Stored entries
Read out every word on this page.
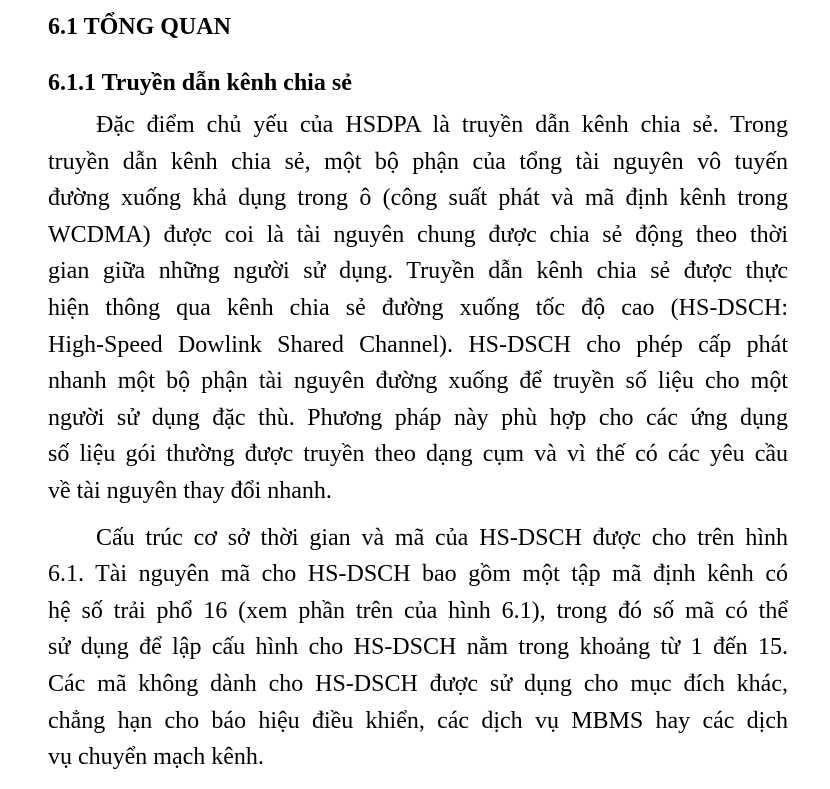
6.1 TỔNG QUAN
6.1.1 Truyền dẫn kênh chia sẻ
Đặc điểm chủ yếu của HSDPA là truyền dẫn kênh chia sẻ. Trong
truyền dẫn kênh chia sẻ, một bộ phận của tổng tài nguyên vô tuyến
đường xuống khả dụng trong ô (công suất phát và mã định kênh trong
WCDMA) được coi là tài nguyên chung được chia sẻ động theo thời
gian giữa những người sử dụng. Truyền dẫn kênh chia sẻ được thực
hiện thông qua kênh chia sẻ đường xuống tốc độ cao (HS-DSCH:
High-Speed Dowlink Shared Channel). HS-DSCH cho phép cấp phát
nhanh một bộ phận tài nguyên đường xuống để truyền số liệu cho một
người sử dụng đặc thù. Phương pháp này phù hợp cho các ứng dụng
số liệu gói thường được truyền theo dạng cụm và vì thế có các yêu cầu
về tài nguyên thay đổi nhanh.
Cấu trúc cơ sở thời gian và mã của HS-DSCH được cho trên hình
6.1. Tài nguyên mã cho HS-DSCH bao gồm một tập mã định kênh có
hệ số trải phổ 16 (xem phần trên của hình 6.1), trong đó số mã có thể
sử dụng để lập cấu hình cho HS-DSCH nằm trong khoảng từ 1 đến 15.
Các mã không dành cho HS-DSCH được sử dụng cho mục đích khác,
chẳng hạn cho báo hiệu điều khiển, các dịch vụ MBMS hay các dịch
vụ chuyển mạch kênh.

◆ **Short problem**: Transcribe all of the entries word for word, but skip any pictures they contain.

◆ **Problem solution**:
Read out every word on this page.
6.1 TỔNG QUAN
6.1.1 Truyền dẫn kênh chia sẻ
Đặc điểm chủ yếu của HSDPA là truyền dẫn kênh chia sẻ. Trong
truyền dẫn kênh chia sẻ, một bộ phận của tổng tài nguyên vô tuyến
đường xuống khả dụng trong ô (công suất phát và mã định kênh trong
WCDMA) được coi là tài nguyên chung được chia sẻ động theo thời
gian giữa những người sử dụng. Truyền dẫn kênh chia sẻ được thực
hiện thông qua kênh chia sẻ đường xuống tốc độ cao (HS-DSCH:
High-Speed Dowlink Shared Channel). HS-DSCH cho phép cấp phát
nhanh một bộ phận tài nguyên đường xuống để truyền số liệu cho một
người sử dụng đặc thù. Phương pháp này phù hợp cho các ứng dụng
số liệu gói thường được truyền theo dạng cụm và vì thế có các yêu cầu
về tài nguyên thay đổi nhanh.
Cấu trúc cơ sở thời gian và mã của HS-DSCH được cho trên hình
6.1. Tài nguyên mã cho HS-DSCH bao gồm một tập mã định kênh có
hệ số trải phổ 16 (xem phần trên của hình 6.1), trong đó số mã có thể
sử dụng để lập cấu hình cho HS-DSCH nằm trong khoảng từ 1 đến 15.
Các mã không dành cho HS-DSCH được sử dụng cho mục đích khác,
chẳng hạn cho báo hiệu điều khiển, các dịch vụ MBMS hay các dịch
vụ chuyển mạch kênh.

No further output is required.